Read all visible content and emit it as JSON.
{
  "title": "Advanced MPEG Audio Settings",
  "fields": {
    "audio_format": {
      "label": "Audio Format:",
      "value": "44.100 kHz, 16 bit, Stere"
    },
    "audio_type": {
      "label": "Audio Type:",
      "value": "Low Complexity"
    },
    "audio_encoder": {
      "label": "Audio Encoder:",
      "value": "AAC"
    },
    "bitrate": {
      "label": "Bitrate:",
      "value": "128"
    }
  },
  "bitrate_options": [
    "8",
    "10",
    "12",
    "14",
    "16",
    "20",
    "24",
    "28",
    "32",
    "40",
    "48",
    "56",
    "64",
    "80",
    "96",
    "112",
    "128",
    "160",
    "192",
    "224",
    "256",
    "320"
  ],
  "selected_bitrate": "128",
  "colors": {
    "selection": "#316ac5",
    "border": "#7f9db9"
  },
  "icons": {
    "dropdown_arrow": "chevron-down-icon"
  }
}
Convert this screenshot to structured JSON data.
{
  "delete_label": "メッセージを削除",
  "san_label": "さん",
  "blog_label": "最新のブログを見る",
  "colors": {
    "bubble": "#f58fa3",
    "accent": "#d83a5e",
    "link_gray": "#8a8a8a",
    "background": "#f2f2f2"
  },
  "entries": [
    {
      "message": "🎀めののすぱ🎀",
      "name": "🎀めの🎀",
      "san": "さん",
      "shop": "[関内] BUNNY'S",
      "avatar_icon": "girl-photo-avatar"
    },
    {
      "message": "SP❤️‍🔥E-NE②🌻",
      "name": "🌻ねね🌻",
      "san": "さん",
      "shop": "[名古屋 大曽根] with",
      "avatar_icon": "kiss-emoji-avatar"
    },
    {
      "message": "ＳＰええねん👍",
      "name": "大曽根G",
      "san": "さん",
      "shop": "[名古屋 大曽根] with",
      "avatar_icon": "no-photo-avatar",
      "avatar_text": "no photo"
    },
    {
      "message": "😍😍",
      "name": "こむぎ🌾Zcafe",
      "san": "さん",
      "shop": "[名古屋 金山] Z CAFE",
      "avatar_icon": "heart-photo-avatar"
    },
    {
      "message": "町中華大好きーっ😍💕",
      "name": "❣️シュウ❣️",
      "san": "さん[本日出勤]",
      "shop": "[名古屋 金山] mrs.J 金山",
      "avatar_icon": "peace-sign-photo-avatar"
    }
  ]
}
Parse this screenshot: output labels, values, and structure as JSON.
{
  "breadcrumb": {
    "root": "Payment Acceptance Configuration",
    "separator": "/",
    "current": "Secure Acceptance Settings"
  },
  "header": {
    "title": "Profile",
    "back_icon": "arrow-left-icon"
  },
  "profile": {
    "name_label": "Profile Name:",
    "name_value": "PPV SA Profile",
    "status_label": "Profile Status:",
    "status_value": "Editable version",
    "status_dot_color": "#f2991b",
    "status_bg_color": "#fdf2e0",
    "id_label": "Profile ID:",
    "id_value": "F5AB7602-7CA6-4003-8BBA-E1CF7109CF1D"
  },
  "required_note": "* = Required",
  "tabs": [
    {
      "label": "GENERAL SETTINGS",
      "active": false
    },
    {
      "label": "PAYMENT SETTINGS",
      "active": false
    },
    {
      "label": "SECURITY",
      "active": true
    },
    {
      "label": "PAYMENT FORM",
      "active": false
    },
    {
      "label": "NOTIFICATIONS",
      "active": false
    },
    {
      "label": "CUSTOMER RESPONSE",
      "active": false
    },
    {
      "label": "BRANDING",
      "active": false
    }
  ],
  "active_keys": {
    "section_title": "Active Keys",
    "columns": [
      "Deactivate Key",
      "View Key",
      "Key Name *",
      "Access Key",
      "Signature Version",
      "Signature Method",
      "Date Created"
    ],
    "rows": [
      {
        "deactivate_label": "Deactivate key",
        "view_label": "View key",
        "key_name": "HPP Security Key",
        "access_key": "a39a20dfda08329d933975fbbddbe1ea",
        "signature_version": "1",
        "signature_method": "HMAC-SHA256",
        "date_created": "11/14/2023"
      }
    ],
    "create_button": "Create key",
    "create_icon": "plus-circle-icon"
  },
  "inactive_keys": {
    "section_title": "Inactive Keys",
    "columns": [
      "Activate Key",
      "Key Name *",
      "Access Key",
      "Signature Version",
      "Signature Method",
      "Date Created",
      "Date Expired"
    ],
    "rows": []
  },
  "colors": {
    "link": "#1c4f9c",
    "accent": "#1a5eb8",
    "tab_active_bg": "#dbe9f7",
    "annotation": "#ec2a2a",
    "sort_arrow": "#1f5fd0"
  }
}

◆ TASK DETAILS ◆
Output each record exactly, leaving nothing out.

◆ THE ANSWER ◆
Read all visible content and emit it as JSON.
{
  "title": "Advanced MPEG Audio Settings",
  "fields": {
    "audio_format": {
      "label": "Audio Format:",
      "value": "44.100 kHz, 16 bit, Stere"
    },
    "audio_type": {
      "label": "Audio Type:",
      "value": "Low Complexity"
    },
    "audio_encoder": {
      "label": "Audio Encoder:",
      "value": "AAC"
    },
    "bitrate": {
      "label": "Bitrate:",
      "value": "128"
    }
  },
  "bitrate_options": [
    "8",
    "10",
    "12",
    "14",
    "16",
    "20",
    "24",
    "28",
    "32",
    "40",
    "48",
    "56",
    "64",
    "80",
    "96",
    "112",
    "128",
    "160",
    "192",
    "224",
    "256",
    "320"
  ],
  "selected_bitrate": "128",
  "colors": {
    "selection": "#316ac5",
    "border": "#7f9db9"
  },
  "icons": {
    "dropdown_arrow": "chevron-down-icon"
  }
}
Convert this screenshot to structured JSON data.
{
  "delete_label": "メッセージを削除",
  "san_label": "さん",
  "blog_label": "最新のブログを見る",
  "colors": {
    "bubble": "#f58fa3",
    "accent": "#d83a5e",
    "link_gray": "#8a8a8a",
    "background": "#f2f2f2"
  },
  "entries": [
    {
      "message": "🎀めののすぱ🎀",
      "name": "🎀めの🎀",
      "san": "さん",
      "shop": "[関内] BUNNY'S",
      "avatar_icon": "girl-photo-avatar"
    },
    {
      "message": "SP❤️‍🔥E-NE②🌻",
      "name": "🌻ねね🌻",
      "san": "さん",
      "shop": "[名古屋 大曽根] with",
      "avatar_icon": "kiss-emoji-avatar"
    },
    {
      "message": "ＳＰええねん👍",
      "name": "大曽根G",
      "san": "さん",
      "shop": "[名古屋 大曽根] with",
      "avatar_icon": "no-photo-avatar",
      "avatar_text": "no photo"
    },
    {
      "message": "😍😍",
      "name": "こむぎ🌾Zcafe",
      "san": "さん",
      "shop": "[名古屋 金山] Z CAFE",
      "avatar_icon": "heart-photo-avatar"
    },
    {
      "message": "町中華大好きーっ😍💕",
      "name": "❣️シュウ❣️",
      "san": "さん[本日出勤]",
      "shop": "[名古屋 金山] mrs.J 金山",
      "avatar_icon": "peace-sign-photo-avatar"
    }
  ]
}
Parse this screenshot: output labels, values, and structure as JSON.
{
  "breadcrumb": {
    "root": "Payment Acceptance Configuration",
    "separator": "/",
    "current": "Secure Acceptance Settings"
  },
  "header": {
    "title": "Profile",
    "back_icon": "arrow-left-icon"
  },
  "profile": {
    "name_label": "Profile Name:",
    "name_value": "PPV SA Profile",
    "status_label": "Profile Status:",
    "status_value": "Editable version",
    "status_dot_color": "#f2991b",
    "status_bg_color": "#fdf2e0",
    "id_label": "Profile ID:",
    "id_value": "F5AB7602-7CA6-4003-8BBA-E1CF7109CF1D"
  },
  "required_note": "* = Required",
  "tabs": [
    {
      "label": "GENERAL SETTINGS",
      "active": false
    },
    {
      "label": "PAYMENT SETTINGS",
      "active": false
    },
    {
      "label": "SECURITY",
      "active": true
    },
    {
      "label": "PAYMENT FORM",
      "active": false
    },
    {
      "label": "NOTIFICATIONS",
      "active": false
    },
    {
      "label": "CUSTOMER RESPONSE",
      "active": false
    },
    {
      "label": "BRANDING",
      "active": false
    }
  ],
  "active_keys": {
    "section_title": "Active Keys",
    "columns": [
      "Deactivate Key",
      "View Key",
      "Key Name *",
      "Access Key",
      "Signature Version",
      "Signature Method",
      "Date Created"
    ],
    "rows": [
      {
        "deactivate_label": "Deactivate key",
        "view_label": "View key",
        "key_name": "HPP Security Key",
        "access_key": "a39a20dfda08329d933975fbbddbe1ea",
        "signature_version": "1",
        "signature_method": "HMAC-SHA256",
        "date_created": "11/14/2023"
      }
    ],
    "create_button": "Create key",
    "create_icon": "plus-circle-icon"
  },
  "inactive_keys": {
    "section_title": "Inactive Keys",
    "columns": [
      "Activate Key",
      "Key Name *",
      "Access Key",
      "Signature Version",
      "Signature Method",
      "Date Created",
      "Date Expired"
    ],
    "rows": []
  },
  "colors": {
    "link": "#1c4f9c",
    "accent": "#1a5eb8",
    "tab_active_bg": "#dbe9f7",
    "annotation": "#ec2a2a",
    "sort_arrow": "#1f5fd0"
  }
}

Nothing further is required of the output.